* Exercise description:
Quote the whole listing verbatim.
>> begin
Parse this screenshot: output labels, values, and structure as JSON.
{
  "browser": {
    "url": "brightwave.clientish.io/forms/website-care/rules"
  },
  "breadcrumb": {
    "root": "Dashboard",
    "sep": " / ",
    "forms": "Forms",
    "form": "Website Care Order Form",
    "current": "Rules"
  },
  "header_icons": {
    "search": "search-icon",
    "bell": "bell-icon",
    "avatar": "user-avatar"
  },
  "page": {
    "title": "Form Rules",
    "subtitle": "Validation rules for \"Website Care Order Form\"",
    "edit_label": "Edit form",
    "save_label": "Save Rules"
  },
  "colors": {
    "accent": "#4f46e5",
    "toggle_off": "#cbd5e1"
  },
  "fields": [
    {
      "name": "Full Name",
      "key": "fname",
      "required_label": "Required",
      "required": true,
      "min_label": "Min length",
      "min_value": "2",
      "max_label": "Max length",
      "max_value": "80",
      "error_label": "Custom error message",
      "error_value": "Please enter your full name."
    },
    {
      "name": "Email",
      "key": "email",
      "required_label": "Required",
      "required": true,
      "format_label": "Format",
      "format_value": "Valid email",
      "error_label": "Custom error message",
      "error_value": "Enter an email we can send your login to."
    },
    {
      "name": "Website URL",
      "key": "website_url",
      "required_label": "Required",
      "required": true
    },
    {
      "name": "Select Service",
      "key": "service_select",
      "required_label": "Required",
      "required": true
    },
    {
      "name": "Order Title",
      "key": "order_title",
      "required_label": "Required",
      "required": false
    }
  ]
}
>> end
* Final result:
Parse this screenshot: output labels, values, and structure as JSON.
{
  "browser": {
    "url": "brightwave.clientish.io/forms/website-care/rules"
  },
  "breadcrumb": {
    "root": "Dashboard",
    "sep": " / ",
    "forms": "Forms",
    "form": "Website Care Order Form",
    "current": "Rules"
  },
  "header_icons": {
    "search": "search-icon",
    "bell": "bell-icon",
    "avatar": "user-avatar"
  },
  "page": {
    "title": "Form Rules",
    "subtitle": "Validation rules for \"Website Care Order Form\"",
    "edit_label": "Edit form",
    "save_label": "Save Rules"
  },
  "colors": {
    "accent": "#4f46e5",
    "toggle_off": "#cbd5e1"
  },
  "fields": [
    {
      "name": "Full Name",
      "key": "fname",
      "required_label": "Required",
      "required": true,
      "min_label": "Min length",
      "min_value": "2",
      "max_label": "Max length",
      "max_value": "80",
      "error_label": "Custom error message",
      "error_value": "Please enter your full name."
    },
    {
      "name": "Email",
      "key": "email",
      "required_label": "Required",
      "required": true,
      "format_label": "Format",
      "format_value": "Valid email",
      "error_label": "Custom error message",
      "error_value": "Enter an email we can send your login to."
    },
    {
      "name": "Website URL",
      "key": "website_url",
      "required_label": "Required",
      "required": true
    },
    {
      "name": "Select Service",
      "key": "service_select",
      "required_label": "Required",
      "required": true
    },
    {
      "name": "Order Title",
      "key": "order_title",
      "required_label": "Required",
      "required": false
    }
  ]
}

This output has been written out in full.